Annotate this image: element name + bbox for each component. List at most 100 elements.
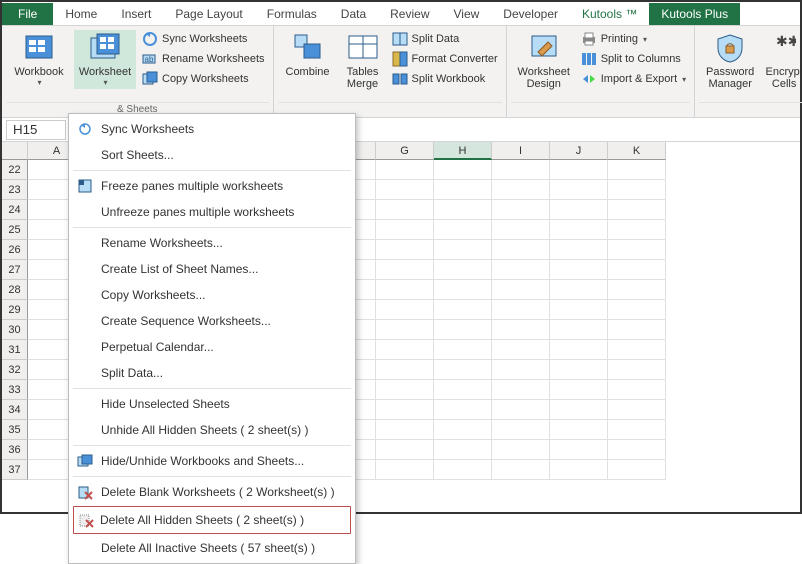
cell-K37[interactable] bbox=[608, 460, 666, 480]
cell-I29[interactable] bbox=[492, 300, 550, 320]
cell-H33[interactable] bbox=[434, 380, 492, 400]
cell-G28[interactable] bbox=[376, 280, 434, 300]
row-header-27[interactable]: 27 bbox=[2, 260, 28, 280]
cell-G33[interactable] bbox=[376, 380, 434, 400]
cell-I25[interactable] bbox=[492, 220, 550, 240]
tab-review[interactable]: Review bbox=[378, 3, 441, 25]
cell-J26[interactable] bbox=[550, 240, 608, 260]
cell-K26[interactable] bbox=[608, 240, 666, 260]
cell-K22[interactable] bbox=[608, 160, 666, 180]
row-header-29[interactable]: 29 bbox=[2, 300, 28, 320]
cell-K27[interactable] bbox=[608, 260, 666, 280]
menu-freeze-panes[interactable]: Freeze panes multiple worksheets bbox=[69, 173, 355, 199]
worksheet-design-button[interactable]: Worksheet Design bbox=[513, 30, 575, 92]
cell-J37[interactable] bbox=[550, 460, 608, 480]
cell-K33[interactable] bbox=[608, 380, 666, 400]
cell-I22[interactable] bbox=[492, 160, 550, 180]
cell-J35[interactable] bbox=[550, 420, 608, 440]
cell-K28[interactable] bbox=[608, 280, 666, 300]
menu-hide-unhide-workbooks[interactable]: Hide/Unhide Workbooks and Sheets... bbox=[69, 448, 355, 474]
cell-K31[interactable] bbox=[608, 340, 666, 360]
password-manager-button[interactable]: Password Manager bbox=[701, 30, 759, 92]
cell-H34[interactable] bbox=[434, 400, 492, 420]
cell-G34[interactable] bbox=[376, 400, 434, 420]
cell-I33[interactable] bbox=[492, 380, 550, 400]
row-header-36[interactable]: 36 bbox=[2, 440, 28, 460]
cell-G24[interactable] bbox=[376, 200, 434, 220]
cell-J27[interactable] bbox=[550, 260, 608, 280]
cell-J32[interactable] bbox=[550, 360, 608, 380]
cell-G29[interactable] bbox=[376, 300, 434, 320]
column-header-G[interactable]: G bbox=[376, 142, 434, 160]
tab-kutools[interactable]: Kutools ™ bbox=[570, 3, 649, 25]
tab-home[interactable]: Home bbox=[53, 3, 109, 25]
combine-button[interactable]: Combine bbox=[280, 30, 336, 80]
cell-J30[interactable] bbox=[550, 320, 608, 340]
cell-H24[interactable] bbox=[434, 200, 492, 220]
cell-K25[interactable] bbox=[608, 220, 666, 240]
cell-H22[interactable] bbox=[434, 160, 492, 180]
cell-G32[interactable] bbox=[376, 360, 434, 380]
rename-worksheets-button[interactable]: ab Rename Worksheets bbox=[140, 50, 267, 68]
menu-sync-worksheets[interactable]: Sync Worksheets bbox=[69, 116, 355, 142]
row-header-35[interactable]: 35 bbox=[2, 420, 28, 440]
column-header-J[interactable]: J bbox=[550, 142, 608, 160]
cell-J33[interactable] bbox=[550, 380, 608, 400]
column-header-I[interactable]: I bbox=[492, 142, 550, 160]
cell-G35[interactable] bbox=[376, 420, 434, 440]
menu-perpetual-calendar[interactable]: Perpetual Calendar... bbox=[69, 334, 355, 360]
cell-G25[interactable] bbox=[376, 220, 434, 240]
split-workbook-button[interactable]: Split Workbook bbox=[390, 70, 500, 88]
printing-button[interactable]: Printing▾ bbox=[579, 30, 688, 48]
cell-I32[interactable] bbox=[492, 360, 550, 380]
row-header-31[interactable]: 31 bbox=[2, 340, 28, 360]
cell-H28[interactable] bbox=[434, 280, 492, 300]
cell-G31[interactable] bbox=[376, 340, 434, 360]
cell-H26[interactable] bbox=[434, 240, 492, 260]
tab-developer[interactable]: Developer bbox=[491, 3, 570, 25]
cell-K36[interactable] bbox=[608, 440, 666, 460]
menu-create-list-sheet-names[interactable]: Create List of Sheet Names... bbox=[69, 256, 355, 282]
menu-sort-sheets[interactable]: Sort Sheets... bbox=[69, 142, 355, 168]
cell-I24[interactable] bbox=[492, 200, 550, 220]
menu-unhide-all-hidden-sheets[interactable]: Unhide All Hidden Sheets ( 2 sheet(s) ) bbox=[69, 417, 355, 443]
tab-kutools-plus[interactable]: Kutools Plus bbox=[649, 3, 740, 25]
cell-H30[interactable] bbox=[434, 320, 492, 340]
row-header-34[interactable]: 34 bbox=[2, 400, 28, 420]
tab-data[interactable]: Data bbox=[329, 3, 378, 25]
cell-J29[interactable] bbox=[550, 300, 608, 320]
encrypt-cells-button[interactable]: ✱✱ Encrypt Cells bbox=[763, 30, 802, 92]
menu-copy-worksheets[interactable]: Copy Worksheets... bbox=[69, 282, 355, 308]
cell-H23[interactable] bbox=[434, 180, 492, 200]
format-converter-button[interactable]: Format Converter bbox=[390, 50, 500, 68]
row-header-22[interactable]: 22 bbox=[2, 160, 28, 180]
copy-worksheets-button[interactable]: Copy Worksheets bbox=[140, 70, 267, 88]
menu-delete-blank-worksheets[interactable]: Delete Blank Worksheets ( 2 Worksheet(s)… bbox=[69, 479, 355, 505]
cell-I30[interactable] bbox=[492, 320, 550, 340]
cell-G27[interactable] bbox=[376, 260, 434, 280]
cell-G23[interactable] bbox=[376, 180, 434, 200]
cell-J25[interactable] bbox=[550, 220, 608, 240]
tab-formulas[interactable]: Formulas bbox=[255, 3, 329, 25]
menu-delete-all-hidden-sheets[interactable]: Delete All Hidden Sheets ( 2 sheet(s) ) bbox=[73, 506, 351, 534]
cell-G26[interactable] bbox=[376, 240, 434, 260]
sync-worksheets-button[interactable]: Sync Worksheets bbox=[140, 30, 267, 48]
tab-page-layout[interactable]: Page Layout bbox=[163, 3, 254, 25]
cell-H29[interactable] bbox=[434, 300, 492, 320]
tables-merge-button[interactable]: Tables Merge bbox=[340, 30, 386, 92]
column-header-H[interactable]: H bbox=[434, 142, 492, 160]
cell-G37[interactable] bbox=[376, 460, 434, 480]
tab-insert[interactable]: Insert bbox=[109, 3, 163, 25]
cell-K30[interactable] bbox=[608, 320, 666, 340]
cell-I26[interactable] bbox=[492, 240, 550, 260]
menu-create-sequence-worksheets[interactable]: Create Sequence Worksheets... bbox=[69, 308, 355, 334]
row-header-26[interactable]: 26 bbox=[2, 240, 28, 260]
cell-I23[interactable] bbox=[492, 180, 550, 200]
cell-J36[interactable] bbox=[550, 440, 608, 460]
name-box[interactable] bbox=[6, 120, 66, 140]
cell-K32[interactable] bbox=[608, 360, 666, 380]
cell-I31[interactable] bbox=[492, 340, 550, 360]
column-header-K[interactable]: K bbox=[608, 142, 666, 160]
cell-I27[interactable] bbox=[492, 260, 550, 280]
tab-view[interactable]: View bbox=[442, 3, 492, 25]
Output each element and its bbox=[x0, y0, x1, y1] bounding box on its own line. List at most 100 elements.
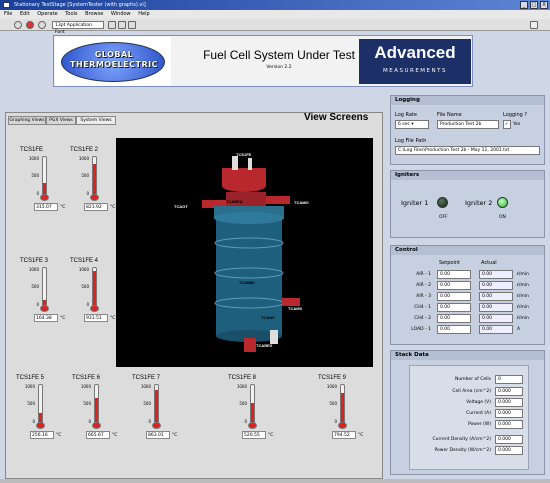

________________

= Task requirements =
Collect each line above holding the string "sync".

= Reply =
menu-sync-worksheets[interactable]: Sync Worksheets bbox=[69, 116, 355, 142]
sync-worksheets-button[interactable]: Sync Worksheets bbox=[140, 30, 267, 48]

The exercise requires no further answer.